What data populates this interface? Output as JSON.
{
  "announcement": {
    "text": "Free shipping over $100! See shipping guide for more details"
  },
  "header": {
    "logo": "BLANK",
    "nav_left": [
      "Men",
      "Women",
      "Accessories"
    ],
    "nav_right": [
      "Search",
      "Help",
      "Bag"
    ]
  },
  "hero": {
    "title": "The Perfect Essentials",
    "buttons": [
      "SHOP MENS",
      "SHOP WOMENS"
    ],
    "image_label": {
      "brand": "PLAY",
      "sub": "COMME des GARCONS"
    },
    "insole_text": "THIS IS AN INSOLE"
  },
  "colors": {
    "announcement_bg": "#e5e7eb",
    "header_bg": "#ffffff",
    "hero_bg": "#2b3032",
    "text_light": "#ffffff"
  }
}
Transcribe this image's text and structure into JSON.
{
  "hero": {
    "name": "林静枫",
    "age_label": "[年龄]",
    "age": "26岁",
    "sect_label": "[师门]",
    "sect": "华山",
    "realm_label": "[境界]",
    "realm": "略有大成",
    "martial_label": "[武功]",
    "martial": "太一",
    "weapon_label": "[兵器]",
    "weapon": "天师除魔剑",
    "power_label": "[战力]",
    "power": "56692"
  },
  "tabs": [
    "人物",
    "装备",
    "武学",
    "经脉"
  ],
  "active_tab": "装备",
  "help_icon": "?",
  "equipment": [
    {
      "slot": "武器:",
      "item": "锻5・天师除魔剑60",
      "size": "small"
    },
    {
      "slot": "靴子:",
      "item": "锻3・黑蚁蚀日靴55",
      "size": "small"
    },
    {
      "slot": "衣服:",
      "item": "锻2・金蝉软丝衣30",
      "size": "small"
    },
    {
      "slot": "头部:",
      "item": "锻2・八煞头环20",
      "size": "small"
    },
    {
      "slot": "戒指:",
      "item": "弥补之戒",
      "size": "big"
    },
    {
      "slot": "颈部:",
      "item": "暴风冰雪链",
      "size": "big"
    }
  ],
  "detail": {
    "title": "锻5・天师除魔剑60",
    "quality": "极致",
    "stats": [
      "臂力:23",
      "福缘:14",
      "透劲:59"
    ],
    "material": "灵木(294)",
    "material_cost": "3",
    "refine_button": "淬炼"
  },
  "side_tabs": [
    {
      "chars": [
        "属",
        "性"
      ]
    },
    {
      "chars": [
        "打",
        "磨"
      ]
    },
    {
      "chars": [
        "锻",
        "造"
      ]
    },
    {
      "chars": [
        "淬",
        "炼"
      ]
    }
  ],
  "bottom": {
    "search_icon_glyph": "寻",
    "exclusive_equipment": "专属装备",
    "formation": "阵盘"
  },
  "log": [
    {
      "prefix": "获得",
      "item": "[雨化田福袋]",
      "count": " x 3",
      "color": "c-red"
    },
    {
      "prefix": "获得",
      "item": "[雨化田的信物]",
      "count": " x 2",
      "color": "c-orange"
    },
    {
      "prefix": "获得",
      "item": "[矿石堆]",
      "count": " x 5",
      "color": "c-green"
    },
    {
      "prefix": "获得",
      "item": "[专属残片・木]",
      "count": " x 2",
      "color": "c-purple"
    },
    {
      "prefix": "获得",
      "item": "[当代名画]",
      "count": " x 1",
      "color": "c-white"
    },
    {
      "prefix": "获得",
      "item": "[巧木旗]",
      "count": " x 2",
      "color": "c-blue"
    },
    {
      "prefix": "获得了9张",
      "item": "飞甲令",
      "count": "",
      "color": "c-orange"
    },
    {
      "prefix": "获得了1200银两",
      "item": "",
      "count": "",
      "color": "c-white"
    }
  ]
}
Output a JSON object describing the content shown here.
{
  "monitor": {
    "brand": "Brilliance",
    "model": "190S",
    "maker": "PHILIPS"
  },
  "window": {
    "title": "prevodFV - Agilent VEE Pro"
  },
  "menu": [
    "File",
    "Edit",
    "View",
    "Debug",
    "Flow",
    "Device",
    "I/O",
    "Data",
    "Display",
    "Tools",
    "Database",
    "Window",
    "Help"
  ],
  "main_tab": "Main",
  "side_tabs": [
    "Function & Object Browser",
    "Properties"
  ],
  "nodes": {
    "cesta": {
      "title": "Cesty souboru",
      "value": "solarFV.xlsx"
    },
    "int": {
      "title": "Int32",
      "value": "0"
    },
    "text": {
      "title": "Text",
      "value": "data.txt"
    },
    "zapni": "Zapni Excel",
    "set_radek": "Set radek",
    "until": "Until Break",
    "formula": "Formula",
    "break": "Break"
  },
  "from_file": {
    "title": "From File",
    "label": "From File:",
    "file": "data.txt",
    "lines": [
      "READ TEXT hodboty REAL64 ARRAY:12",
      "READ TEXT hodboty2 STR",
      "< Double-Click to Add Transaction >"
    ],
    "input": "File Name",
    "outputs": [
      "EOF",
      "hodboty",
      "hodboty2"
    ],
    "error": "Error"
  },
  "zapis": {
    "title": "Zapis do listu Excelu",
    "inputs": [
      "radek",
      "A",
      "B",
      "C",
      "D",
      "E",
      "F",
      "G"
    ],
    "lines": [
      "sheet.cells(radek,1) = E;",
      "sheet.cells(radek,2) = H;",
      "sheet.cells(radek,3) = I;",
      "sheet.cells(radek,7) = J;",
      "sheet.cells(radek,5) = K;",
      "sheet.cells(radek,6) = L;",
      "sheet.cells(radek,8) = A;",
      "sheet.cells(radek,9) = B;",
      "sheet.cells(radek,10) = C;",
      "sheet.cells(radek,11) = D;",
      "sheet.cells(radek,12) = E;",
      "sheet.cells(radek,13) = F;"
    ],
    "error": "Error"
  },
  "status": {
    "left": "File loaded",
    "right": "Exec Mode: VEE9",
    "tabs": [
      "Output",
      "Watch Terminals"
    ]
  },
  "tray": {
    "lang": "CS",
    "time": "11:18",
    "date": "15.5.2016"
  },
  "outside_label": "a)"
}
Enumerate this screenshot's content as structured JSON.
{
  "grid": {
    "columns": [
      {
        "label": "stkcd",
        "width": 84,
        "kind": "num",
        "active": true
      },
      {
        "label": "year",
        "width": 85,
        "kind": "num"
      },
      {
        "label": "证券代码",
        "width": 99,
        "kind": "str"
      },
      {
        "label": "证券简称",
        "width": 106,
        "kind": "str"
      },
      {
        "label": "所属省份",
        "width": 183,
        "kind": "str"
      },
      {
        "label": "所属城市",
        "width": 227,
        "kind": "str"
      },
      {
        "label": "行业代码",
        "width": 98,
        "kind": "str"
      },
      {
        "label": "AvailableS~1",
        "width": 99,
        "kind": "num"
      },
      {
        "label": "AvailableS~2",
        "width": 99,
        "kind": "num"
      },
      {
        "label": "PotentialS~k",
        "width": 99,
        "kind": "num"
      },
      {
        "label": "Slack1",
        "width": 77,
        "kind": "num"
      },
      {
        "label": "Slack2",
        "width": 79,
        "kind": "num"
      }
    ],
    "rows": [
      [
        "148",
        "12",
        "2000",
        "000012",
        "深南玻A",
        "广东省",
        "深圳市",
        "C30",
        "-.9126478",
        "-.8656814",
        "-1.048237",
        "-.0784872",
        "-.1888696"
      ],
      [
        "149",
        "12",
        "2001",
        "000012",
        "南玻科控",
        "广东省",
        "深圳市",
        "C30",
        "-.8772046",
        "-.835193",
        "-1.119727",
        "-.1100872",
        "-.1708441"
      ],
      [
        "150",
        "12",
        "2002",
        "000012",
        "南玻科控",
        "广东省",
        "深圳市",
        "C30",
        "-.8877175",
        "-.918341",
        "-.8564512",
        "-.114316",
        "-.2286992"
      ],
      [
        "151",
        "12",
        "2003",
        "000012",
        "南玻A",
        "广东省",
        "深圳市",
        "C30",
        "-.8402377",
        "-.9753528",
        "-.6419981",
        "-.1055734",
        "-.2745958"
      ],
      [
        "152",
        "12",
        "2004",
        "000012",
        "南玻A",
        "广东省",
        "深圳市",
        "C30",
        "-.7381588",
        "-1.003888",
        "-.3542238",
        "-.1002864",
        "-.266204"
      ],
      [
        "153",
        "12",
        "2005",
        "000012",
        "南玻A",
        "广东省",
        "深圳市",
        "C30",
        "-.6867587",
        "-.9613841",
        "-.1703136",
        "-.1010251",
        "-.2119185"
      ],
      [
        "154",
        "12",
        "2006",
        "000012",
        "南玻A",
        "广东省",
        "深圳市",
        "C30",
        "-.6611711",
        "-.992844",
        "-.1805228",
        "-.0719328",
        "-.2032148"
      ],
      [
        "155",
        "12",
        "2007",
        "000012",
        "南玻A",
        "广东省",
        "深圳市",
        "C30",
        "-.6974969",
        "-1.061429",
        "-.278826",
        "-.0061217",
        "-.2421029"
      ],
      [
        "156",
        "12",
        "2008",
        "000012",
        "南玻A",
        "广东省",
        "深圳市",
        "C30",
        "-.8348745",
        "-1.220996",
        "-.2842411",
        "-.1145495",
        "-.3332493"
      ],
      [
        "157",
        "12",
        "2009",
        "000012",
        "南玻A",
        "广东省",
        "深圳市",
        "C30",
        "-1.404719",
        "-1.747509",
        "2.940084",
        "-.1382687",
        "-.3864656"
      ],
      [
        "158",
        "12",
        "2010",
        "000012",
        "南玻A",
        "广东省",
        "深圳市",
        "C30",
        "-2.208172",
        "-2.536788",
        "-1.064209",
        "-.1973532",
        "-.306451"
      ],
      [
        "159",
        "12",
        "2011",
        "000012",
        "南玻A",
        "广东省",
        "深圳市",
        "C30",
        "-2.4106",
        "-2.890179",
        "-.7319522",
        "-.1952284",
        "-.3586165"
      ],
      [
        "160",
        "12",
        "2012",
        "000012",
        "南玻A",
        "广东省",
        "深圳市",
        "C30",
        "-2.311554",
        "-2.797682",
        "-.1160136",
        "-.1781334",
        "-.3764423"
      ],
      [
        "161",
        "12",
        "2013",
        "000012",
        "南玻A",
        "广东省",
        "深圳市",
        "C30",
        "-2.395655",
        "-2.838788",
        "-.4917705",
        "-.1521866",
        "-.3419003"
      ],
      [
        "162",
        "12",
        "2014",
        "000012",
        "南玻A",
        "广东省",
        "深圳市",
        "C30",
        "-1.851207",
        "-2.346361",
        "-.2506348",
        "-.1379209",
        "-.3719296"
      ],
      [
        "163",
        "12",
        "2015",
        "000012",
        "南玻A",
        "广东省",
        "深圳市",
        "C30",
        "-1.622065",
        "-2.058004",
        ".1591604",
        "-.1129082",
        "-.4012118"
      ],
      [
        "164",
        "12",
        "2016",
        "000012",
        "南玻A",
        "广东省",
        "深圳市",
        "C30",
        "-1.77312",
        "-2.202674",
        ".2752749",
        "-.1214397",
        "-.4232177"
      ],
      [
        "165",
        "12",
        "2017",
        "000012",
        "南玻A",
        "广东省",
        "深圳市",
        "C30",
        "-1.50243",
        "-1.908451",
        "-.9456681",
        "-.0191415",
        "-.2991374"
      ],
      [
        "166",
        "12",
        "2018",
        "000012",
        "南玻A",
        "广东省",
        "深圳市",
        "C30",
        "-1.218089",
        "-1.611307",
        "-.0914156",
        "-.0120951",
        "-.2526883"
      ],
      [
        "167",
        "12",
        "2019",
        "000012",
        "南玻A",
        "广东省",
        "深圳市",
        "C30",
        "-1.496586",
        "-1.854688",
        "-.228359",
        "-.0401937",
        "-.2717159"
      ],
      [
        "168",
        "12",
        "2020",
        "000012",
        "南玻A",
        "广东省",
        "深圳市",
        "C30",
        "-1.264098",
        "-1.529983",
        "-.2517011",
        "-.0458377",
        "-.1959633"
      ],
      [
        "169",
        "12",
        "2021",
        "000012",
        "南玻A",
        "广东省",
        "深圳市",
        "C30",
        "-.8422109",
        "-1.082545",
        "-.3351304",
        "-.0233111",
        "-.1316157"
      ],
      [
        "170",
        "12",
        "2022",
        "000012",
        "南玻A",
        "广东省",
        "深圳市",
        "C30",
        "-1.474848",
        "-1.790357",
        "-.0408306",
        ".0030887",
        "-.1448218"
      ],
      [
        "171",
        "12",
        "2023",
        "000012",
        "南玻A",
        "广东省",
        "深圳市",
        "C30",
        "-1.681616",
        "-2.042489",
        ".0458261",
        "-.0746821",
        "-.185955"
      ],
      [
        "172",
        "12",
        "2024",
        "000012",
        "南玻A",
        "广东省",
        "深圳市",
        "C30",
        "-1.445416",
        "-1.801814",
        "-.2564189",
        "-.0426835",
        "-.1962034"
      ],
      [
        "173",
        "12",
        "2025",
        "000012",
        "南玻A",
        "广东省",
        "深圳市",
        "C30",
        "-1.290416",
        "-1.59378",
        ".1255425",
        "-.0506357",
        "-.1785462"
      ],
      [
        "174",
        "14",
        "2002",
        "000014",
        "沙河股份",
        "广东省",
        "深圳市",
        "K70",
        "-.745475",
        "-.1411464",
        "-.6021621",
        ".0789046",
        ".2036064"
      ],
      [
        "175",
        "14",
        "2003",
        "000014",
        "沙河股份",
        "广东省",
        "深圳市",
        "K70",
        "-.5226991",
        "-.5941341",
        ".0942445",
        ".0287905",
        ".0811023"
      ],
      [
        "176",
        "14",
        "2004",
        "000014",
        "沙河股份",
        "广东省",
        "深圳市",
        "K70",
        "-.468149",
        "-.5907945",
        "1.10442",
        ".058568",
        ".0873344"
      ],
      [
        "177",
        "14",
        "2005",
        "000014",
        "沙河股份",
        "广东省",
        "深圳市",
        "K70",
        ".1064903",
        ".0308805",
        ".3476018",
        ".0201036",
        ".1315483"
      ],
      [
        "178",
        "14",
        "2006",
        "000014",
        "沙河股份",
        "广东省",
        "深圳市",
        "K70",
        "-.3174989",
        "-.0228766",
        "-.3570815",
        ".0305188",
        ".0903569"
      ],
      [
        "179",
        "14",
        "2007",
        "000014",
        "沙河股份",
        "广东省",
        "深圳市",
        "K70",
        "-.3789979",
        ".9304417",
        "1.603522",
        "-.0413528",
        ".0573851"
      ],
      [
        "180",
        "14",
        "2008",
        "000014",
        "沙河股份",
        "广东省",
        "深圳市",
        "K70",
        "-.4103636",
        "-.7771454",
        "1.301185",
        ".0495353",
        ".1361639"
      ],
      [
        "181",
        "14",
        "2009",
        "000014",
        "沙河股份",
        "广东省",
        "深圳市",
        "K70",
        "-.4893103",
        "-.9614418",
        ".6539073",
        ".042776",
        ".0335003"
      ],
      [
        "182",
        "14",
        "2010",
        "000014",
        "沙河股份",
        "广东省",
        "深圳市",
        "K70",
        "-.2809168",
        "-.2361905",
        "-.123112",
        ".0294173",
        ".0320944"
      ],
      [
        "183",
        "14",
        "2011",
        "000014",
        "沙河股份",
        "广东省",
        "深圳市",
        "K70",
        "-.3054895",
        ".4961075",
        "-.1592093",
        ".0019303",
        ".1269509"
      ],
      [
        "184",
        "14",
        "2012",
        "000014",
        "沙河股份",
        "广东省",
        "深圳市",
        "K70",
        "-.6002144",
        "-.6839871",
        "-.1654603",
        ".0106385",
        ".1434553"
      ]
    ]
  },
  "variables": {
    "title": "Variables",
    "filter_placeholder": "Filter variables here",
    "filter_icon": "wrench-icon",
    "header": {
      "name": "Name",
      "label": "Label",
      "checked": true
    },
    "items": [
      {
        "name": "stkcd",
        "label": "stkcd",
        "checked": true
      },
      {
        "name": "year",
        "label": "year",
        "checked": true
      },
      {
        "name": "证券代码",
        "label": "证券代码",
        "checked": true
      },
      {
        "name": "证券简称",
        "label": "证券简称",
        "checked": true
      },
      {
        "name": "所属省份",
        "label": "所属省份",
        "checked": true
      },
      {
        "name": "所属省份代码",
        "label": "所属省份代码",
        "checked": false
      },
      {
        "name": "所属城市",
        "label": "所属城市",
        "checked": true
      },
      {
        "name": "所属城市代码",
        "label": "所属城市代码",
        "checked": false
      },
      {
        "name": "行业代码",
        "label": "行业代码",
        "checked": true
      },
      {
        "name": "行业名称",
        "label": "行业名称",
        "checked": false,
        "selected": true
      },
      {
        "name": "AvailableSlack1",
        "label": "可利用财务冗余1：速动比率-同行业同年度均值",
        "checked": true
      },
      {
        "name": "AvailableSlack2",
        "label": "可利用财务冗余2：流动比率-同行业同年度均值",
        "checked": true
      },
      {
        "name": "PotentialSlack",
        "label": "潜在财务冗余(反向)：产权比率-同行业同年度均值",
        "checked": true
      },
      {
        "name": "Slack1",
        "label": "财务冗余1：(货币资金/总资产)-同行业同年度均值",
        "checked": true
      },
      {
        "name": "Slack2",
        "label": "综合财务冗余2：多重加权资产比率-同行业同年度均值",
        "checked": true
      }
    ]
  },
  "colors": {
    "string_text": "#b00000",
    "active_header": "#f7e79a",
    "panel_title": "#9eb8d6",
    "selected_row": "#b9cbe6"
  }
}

----------

Exercise requirements: Identify the lines in the entries that hold "here" and return each one.

Written solution:
Output a JSON object describing the content shown here.
    "filter_placeholder": "Filter variables here",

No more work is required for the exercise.